* [TASK BRIEF] Copy out all lines with the word "this" in them.

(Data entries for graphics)
* Start *
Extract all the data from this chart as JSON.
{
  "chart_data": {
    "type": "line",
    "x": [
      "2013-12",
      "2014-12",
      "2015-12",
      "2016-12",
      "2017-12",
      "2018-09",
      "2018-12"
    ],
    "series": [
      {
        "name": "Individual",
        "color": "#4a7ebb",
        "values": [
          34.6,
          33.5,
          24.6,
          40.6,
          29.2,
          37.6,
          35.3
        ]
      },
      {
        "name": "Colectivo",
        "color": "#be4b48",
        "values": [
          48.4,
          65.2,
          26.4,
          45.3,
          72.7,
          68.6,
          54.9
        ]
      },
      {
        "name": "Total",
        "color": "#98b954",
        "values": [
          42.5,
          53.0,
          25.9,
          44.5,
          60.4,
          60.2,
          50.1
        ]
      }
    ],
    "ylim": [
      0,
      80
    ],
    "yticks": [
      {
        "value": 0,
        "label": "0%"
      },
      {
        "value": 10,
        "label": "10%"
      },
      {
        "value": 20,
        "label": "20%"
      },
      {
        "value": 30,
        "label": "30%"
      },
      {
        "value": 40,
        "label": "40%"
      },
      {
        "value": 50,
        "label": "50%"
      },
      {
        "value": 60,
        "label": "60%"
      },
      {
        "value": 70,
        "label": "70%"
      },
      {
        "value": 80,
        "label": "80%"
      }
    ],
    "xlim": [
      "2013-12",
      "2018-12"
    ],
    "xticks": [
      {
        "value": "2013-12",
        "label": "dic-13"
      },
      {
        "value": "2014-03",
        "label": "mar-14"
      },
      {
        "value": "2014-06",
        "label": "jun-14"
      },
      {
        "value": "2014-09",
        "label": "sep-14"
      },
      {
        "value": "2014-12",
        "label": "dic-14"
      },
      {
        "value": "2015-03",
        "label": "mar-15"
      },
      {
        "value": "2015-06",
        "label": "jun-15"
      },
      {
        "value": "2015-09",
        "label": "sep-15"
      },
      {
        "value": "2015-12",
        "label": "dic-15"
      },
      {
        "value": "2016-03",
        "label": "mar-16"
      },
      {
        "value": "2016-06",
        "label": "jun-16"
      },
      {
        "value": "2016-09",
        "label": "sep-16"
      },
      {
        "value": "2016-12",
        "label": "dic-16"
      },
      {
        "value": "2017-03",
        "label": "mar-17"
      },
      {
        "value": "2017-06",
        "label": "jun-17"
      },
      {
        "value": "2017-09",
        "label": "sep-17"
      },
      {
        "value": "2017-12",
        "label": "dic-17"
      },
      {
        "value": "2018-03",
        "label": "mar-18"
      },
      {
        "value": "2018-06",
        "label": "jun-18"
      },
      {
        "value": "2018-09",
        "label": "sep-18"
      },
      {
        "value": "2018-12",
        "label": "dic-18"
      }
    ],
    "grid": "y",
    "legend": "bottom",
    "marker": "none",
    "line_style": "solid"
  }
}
* End *
* Start *
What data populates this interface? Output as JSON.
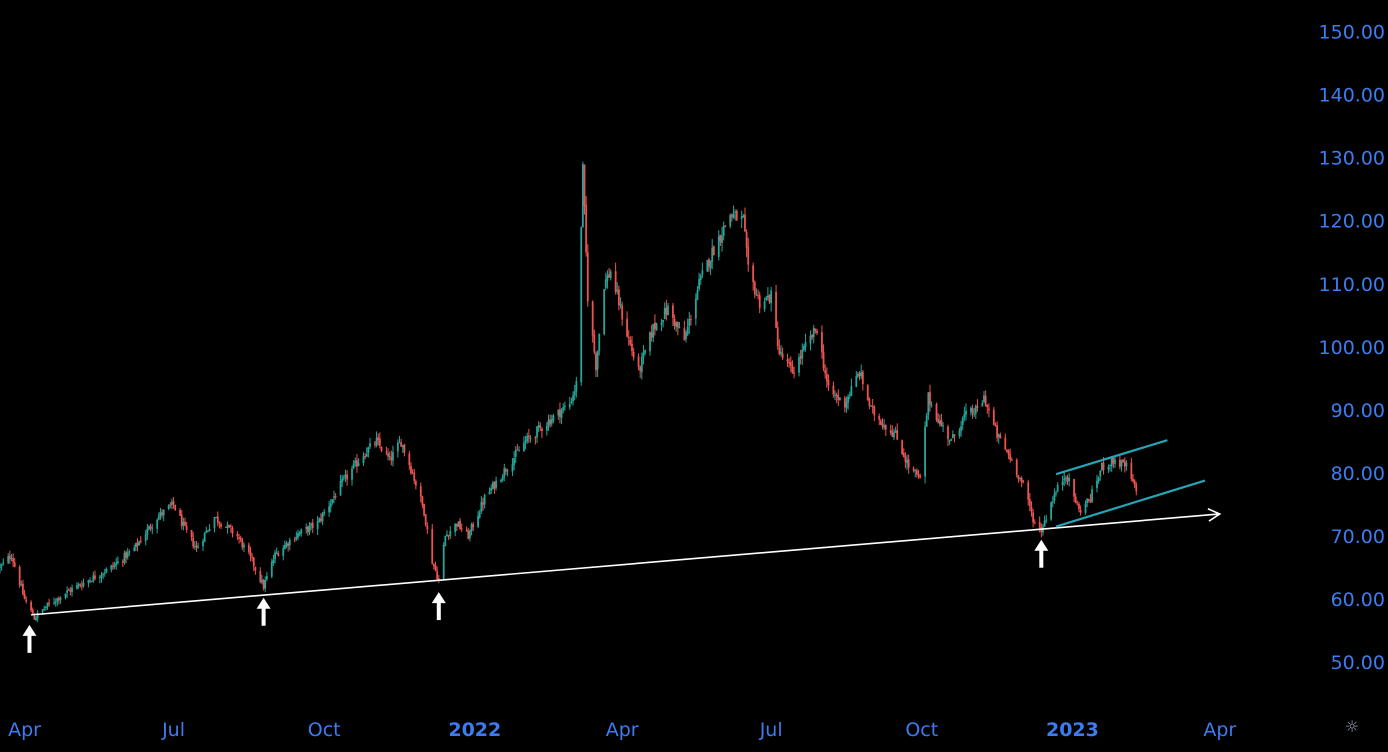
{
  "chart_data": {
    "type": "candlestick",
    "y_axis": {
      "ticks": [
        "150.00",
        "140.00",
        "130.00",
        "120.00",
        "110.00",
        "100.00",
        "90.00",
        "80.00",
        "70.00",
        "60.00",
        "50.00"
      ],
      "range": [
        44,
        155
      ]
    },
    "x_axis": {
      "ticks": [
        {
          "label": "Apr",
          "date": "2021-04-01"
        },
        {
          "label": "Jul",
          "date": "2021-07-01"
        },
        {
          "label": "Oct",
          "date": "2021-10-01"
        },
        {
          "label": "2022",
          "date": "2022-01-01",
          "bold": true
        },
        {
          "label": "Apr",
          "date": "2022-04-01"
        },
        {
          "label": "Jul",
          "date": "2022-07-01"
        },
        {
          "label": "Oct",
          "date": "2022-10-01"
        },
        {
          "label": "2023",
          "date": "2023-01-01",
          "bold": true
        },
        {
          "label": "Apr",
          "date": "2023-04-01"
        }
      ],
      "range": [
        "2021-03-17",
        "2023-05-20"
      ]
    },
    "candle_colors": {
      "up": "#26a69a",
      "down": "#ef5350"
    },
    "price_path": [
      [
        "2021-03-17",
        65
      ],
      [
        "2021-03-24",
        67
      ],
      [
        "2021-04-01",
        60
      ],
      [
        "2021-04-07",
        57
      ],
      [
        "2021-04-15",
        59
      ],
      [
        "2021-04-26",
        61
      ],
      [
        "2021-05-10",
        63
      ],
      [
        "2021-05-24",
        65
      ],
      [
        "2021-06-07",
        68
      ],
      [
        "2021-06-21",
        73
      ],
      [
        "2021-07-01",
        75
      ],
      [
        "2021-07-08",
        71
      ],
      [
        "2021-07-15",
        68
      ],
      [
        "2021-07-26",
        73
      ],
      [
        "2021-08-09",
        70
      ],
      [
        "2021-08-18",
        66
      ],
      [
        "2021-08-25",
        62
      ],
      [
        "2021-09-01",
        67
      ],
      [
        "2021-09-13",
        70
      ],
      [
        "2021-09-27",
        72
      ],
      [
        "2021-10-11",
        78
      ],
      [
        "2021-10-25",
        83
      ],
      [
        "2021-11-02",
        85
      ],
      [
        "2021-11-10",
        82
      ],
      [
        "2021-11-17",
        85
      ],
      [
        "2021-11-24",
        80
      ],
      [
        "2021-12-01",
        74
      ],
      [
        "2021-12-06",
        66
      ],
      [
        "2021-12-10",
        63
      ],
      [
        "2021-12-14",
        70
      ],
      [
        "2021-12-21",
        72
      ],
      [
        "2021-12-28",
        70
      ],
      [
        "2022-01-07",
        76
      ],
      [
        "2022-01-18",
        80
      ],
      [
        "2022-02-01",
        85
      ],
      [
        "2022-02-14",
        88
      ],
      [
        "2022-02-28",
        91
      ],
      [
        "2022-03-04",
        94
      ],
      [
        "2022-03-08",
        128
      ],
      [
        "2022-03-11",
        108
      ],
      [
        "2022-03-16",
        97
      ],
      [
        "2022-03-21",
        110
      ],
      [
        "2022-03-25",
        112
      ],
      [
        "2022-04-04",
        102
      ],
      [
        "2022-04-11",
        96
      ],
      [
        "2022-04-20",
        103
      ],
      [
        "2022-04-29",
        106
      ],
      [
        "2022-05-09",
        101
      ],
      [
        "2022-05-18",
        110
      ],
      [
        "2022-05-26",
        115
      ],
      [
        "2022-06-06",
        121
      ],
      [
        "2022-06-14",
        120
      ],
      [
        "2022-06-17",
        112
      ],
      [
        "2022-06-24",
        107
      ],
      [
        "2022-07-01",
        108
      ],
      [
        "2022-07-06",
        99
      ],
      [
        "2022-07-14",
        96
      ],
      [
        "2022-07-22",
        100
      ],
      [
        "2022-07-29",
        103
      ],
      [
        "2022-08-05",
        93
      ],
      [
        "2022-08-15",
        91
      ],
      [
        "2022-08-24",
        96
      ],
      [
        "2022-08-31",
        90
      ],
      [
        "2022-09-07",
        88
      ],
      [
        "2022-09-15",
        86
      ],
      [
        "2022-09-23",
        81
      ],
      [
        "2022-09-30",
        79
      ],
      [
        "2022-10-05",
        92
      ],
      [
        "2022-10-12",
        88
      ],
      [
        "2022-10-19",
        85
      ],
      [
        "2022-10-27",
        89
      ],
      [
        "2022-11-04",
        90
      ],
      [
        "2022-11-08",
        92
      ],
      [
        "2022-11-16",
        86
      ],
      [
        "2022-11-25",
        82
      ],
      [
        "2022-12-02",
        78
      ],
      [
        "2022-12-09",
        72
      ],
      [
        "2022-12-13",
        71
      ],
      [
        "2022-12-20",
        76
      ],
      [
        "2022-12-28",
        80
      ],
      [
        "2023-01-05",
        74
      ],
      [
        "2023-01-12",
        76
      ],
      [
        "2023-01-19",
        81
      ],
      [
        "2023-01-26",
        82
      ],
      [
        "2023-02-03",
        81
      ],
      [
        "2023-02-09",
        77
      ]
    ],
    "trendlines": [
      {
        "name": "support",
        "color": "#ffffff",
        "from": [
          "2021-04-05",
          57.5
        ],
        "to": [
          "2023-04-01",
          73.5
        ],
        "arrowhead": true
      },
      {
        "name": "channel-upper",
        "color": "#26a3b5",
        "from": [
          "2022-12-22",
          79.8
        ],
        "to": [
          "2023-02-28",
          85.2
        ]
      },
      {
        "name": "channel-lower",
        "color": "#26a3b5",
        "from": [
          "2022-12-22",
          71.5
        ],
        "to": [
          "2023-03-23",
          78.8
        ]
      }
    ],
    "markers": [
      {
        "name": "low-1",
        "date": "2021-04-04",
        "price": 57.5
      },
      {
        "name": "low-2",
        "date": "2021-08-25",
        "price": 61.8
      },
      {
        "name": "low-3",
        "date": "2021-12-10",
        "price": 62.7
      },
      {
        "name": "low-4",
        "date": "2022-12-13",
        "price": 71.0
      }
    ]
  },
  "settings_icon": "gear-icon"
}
* End *
* [CORRECT RESULT]
Extract all the data from this chart as JSON.
What data populates this interface? Output as JSON.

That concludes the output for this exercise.